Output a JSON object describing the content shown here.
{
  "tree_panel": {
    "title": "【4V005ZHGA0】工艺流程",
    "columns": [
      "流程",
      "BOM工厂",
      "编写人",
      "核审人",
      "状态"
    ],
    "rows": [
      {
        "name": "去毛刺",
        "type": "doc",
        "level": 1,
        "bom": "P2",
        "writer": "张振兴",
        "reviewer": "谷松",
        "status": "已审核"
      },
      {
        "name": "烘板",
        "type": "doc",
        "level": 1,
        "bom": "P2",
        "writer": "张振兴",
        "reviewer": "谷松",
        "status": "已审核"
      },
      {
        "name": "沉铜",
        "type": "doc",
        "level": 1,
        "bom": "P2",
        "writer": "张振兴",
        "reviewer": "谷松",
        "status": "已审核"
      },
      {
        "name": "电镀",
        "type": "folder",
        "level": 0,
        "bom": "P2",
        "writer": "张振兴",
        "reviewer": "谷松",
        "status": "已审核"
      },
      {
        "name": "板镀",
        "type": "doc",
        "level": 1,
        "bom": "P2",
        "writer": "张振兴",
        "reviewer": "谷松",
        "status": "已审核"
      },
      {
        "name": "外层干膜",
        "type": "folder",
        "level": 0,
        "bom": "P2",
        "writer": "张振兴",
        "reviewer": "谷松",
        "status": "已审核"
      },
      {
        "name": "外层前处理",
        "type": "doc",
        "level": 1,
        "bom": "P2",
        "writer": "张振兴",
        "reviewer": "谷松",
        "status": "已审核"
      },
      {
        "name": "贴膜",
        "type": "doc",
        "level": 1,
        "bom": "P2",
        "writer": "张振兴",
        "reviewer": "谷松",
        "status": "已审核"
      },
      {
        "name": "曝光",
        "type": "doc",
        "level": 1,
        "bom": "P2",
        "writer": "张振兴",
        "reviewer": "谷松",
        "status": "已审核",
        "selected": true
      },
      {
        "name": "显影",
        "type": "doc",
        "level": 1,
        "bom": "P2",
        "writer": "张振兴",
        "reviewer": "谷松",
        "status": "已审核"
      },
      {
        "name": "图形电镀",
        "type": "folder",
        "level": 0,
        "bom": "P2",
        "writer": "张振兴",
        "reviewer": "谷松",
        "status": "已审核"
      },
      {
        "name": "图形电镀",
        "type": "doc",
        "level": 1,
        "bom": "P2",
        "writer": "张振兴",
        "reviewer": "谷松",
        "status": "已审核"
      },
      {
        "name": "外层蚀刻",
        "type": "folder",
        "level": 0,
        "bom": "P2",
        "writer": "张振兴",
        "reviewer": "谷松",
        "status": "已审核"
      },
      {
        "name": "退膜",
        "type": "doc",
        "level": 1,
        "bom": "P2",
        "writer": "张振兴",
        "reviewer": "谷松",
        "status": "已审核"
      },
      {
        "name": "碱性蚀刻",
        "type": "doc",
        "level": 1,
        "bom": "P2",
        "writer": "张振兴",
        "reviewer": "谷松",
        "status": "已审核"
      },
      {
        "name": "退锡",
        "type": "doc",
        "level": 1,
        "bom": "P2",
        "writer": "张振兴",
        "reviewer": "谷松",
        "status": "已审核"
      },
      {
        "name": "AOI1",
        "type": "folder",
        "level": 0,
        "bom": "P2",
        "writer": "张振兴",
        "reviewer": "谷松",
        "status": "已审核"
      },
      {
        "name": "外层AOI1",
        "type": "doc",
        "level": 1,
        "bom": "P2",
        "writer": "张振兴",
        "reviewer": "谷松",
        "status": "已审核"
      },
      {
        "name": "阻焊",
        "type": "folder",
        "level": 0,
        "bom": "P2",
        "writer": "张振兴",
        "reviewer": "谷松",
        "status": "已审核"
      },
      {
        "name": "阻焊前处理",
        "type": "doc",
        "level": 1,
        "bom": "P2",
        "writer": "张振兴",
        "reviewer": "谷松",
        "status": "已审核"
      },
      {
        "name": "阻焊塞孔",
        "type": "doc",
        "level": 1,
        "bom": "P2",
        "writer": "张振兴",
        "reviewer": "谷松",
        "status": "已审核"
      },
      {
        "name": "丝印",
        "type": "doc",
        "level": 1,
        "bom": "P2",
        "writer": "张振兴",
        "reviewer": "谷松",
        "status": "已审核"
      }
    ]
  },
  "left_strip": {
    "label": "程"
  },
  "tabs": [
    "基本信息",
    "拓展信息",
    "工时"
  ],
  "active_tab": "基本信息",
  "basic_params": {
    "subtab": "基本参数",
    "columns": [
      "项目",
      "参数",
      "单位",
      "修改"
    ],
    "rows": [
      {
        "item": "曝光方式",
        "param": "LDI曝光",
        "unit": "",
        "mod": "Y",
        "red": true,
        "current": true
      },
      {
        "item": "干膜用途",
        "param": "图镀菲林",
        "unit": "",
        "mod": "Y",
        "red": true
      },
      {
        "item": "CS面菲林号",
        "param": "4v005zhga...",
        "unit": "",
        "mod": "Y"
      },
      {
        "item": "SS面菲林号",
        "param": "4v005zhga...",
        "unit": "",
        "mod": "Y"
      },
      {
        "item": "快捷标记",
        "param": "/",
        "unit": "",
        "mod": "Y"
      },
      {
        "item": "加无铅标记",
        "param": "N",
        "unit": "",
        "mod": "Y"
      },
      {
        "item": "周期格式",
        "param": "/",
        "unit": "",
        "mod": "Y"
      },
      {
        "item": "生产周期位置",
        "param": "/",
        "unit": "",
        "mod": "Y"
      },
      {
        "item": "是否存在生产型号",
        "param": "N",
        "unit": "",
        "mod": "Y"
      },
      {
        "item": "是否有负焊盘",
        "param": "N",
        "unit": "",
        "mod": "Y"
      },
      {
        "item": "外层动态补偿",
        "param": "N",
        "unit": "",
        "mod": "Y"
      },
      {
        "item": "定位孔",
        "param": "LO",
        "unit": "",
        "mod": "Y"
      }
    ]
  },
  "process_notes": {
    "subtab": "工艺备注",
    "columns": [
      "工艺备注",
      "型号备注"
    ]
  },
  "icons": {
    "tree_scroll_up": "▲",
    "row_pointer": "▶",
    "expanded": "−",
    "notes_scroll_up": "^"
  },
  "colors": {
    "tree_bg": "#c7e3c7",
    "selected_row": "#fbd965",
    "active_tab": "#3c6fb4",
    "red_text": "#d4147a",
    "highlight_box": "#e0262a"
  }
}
---
### WRITTEN REQUEST
Copy all lines from the material that contain "item".

### TASK SOLUTION
        "item": "曝光方式",
        "item": "干膜用途",
        "item": "CS面菲林号",
        "item": "SS面菲林号",
        "item": "快捷标记",
        "item": "加无铅标记",
        "item": "周期格式",
        "item": "生产周期位置",
        "item": "是否存在生产型号",
        "item": "是否有负焊盘",
        "item": "外层动态补偿",
        "item": "定位孔",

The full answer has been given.